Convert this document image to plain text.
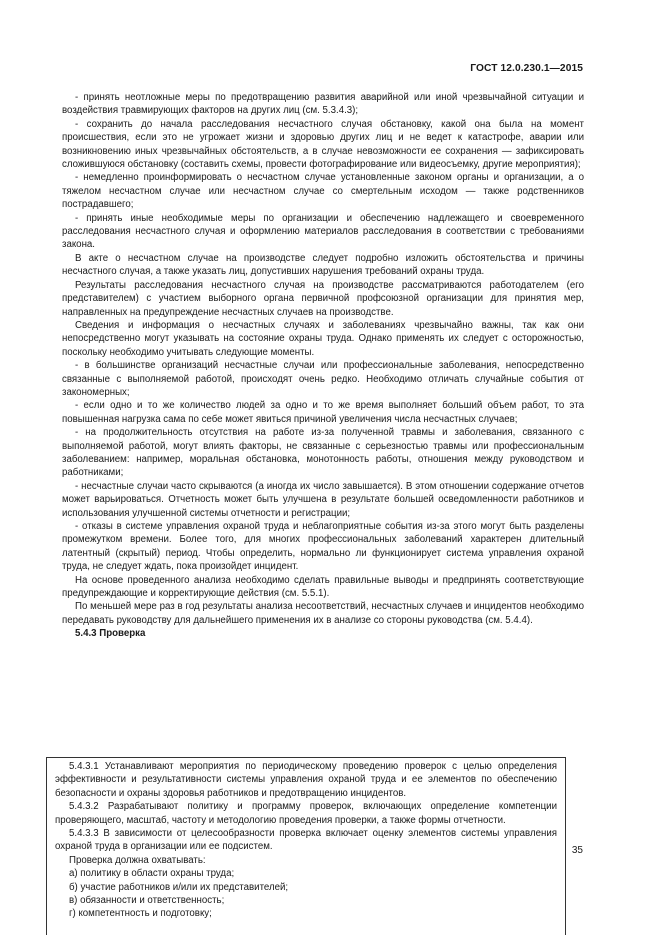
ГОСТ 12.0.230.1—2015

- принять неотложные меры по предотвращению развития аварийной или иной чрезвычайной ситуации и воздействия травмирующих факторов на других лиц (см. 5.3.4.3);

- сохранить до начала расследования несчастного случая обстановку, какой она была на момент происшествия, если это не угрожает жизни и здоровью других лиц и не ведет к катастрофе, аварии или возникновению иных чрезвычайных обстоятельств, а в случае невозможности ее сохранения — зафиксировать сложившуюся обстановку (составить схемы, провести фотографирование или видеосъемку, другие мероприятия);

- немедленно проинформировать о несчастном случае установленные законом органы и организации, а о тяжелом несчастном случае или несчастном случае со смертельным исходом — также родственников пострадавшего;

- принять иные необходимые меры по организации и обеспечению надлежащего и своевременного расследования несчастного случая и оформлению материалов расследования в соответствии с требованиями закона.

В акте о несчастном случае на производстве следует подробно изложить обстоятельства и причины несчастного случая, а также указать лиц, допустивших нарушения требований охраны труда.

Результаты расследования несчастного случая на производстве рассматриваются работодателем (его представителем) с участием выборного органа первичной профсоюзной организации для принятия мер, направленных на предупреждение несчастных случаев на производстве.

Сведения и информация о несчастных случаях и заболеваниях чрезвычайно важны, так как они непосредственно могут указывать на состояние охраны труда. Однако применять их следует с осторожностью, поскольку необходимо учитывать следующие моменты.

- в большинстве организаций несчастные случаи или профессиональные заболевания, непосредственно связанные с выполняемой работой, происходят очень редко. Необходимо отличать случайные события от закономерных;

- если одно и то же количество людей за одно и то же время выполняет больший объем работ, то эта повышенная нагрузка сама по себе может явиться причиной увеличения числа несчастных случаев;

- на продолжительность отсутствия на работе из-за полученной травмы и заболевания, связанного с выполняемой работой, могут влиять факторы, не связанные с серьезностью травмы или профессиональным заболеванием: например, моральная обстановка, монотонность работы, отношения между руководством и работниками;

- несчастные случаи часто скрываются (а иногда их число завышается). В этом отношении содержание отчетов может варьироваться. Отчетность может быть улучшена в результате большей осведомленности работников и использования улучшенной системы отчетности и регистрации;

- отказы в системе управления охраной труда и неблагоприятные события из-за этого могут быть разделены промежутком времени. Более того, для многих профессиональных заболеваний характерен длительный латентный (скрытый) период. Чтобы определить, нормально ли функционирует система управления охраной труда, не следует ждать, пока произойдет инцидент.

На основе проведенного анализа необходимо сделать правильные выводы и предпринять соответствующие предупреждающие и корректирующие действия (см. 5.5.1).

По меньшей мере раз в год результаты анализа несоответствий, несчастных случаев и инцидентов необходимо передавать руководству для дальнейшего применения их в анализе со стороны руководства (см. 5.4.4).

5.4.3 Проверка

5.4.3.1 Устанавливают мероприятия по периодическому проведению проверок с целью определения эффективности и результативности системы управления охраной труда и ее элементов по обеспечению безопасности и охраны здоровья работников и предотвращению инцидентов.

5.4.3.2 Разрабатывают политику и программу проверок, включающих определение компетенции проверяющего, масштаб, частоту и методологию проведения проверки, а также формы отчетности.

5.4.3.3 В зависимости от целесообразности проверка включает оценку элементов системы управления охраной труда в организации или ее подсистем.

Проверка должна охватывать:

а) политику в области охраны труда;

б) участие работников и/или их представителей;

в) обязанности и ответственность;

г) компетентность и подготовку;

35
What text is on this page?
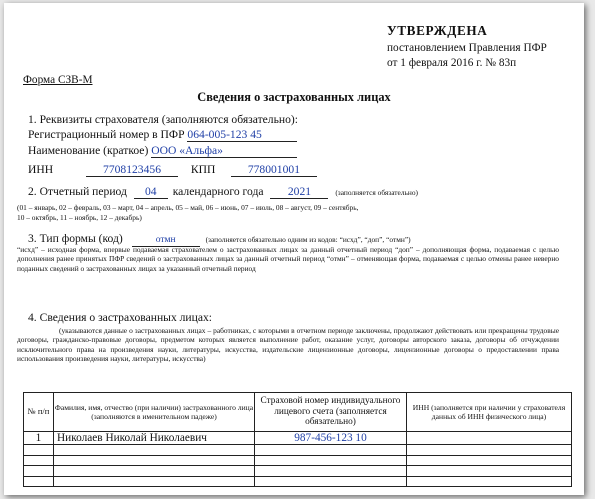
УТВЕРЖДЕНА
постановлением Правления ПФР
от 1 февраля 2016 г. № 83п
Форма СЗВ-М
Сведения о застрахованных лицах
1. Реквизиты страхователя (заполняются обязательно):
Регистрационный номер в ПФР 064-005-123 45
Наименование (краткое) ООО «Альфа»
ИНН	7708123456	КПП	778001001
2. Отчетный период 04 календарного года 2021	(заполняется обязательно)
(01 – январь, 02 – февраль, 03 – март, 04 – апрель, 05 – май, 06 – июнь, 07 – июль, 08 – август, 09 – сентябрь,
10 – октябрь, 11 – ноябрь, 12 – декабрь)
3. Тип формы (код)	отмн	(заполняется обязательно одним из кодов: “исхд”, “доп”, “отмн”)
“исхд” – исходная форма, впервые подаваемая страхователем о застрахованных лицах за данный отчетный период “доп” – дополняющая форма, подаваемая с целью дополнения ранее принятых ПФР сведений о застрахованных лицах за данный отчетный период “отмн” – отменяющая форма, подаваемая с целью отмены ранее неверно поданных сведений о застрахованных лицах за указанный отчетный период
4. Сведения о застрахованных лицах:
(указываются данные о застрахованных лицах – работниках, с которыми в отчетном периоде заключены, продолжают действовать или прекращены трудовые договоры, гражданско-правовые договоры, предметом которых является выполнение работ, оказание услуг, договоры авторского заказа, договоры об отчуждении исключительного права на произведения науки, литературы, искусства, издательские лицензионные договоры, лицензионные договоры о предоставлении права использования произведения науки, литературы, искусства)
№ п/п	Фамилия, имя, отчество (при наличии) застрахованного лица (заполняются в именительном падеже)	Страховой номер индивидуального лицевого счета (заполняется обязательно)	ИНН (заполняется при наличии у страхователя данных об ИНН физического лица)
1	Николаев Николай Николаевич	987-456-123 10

= = =

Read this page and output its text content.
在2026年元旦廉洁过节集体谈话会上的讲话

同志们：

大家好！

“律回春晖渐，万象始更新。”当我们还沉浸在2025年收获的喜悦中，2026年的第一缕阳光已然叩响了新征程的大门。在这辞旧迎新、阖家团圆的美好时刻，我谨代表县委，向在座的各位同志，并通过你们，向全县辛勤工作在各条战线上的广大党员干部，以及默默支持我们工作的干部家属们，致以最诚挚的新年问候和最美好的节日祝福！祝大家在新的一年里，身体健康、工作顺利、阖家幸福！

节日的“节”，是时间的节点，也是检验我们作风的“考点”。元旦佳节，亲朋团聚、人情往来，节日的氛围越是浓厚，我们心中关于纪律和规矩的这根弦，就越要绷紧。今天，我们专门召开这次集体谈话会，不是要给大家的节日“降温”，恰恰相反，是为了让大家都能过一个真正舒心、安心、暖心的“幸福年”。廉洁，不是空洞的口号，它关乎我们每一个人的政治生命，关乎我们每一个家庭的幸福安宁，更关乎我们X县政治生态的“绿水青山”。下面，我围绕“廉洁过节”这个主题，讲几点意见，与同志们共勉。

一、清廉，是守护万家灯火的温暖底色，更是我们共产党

= = =

- Task goal: Copy all lines from the entries that contain the word "text".

- The completed task:
Convert this document image to plain text.
What text is on this page?
Read this page and output its text content.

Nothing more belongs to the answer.